─── Available records ───
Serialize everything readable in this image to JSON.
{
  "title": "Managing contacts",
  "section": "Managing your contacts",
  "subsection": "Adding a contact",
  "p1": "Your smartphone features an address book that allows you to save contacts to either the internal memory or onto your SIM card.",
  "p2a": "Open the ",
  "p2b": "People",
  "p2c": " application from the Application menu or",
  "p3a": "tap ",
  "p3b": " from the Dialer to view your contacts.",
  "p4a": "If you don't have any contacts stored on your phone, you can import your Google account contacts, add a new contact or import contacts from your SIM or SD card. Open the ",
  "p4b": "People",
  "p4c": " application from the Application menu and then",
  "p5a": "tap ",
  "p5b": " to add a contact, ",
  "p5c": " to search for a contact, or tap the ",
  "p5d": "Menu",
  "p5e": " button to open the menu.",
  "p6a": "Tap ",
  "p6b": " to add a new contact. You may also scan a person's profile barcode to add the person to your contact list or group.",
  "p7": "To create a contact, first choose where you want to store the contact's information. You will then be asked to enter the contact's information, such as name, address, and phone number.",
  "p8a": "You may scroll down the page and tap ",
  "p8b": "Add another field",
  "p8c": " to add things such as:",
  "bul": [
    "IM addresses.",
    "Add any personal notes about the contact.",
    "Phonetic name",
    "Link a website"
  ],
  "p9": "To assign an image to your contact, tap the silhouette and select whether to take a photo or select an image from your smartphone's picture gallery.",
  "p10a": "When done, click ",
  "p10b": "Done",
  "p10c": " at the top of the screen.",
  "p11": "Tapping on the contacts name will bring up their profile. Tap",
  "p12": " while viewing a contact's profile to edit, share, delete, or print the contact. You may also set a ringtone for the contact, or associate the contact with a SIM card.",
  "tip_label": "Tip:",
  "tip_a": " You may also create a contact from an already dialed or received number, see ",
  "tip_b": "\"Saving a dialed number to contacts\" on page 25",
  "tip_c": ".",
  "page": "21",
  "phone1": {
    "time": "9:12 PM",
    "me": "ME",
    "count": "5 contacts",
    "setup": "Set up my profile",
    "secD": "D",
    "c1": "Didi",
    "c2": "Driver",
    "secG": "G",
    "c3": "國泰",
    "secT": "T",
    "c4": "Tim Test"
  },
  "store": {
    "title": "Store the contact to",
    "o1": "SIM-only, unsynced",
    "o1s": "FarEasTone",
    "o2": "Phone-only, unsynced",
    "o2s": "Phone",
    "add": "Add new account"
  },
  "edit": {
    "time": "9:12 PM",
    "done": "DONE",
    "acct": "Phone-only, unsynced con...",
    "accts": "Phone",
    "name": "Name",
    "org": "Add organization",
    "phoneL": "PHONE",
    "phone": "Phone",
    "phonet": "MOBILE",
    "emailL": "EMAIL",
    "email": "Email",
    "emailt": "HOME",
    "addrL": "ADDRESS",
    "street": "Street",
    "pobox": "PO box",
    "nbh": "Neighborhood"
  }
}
───
_Your instructions:_
Gather every line from the listing above in which the word "number" appears.

_Finished task:_
  "p7": "To create a contact, first choose where you want to store the contact's information. You will then be asked to enter the contact's information, such as name, address, and phone number.",
  "tip_a": " You may also create a contact from an already dialed or received number, see ",
  "tip_b": "\"Saving a dialed number to contacts\" on page 25",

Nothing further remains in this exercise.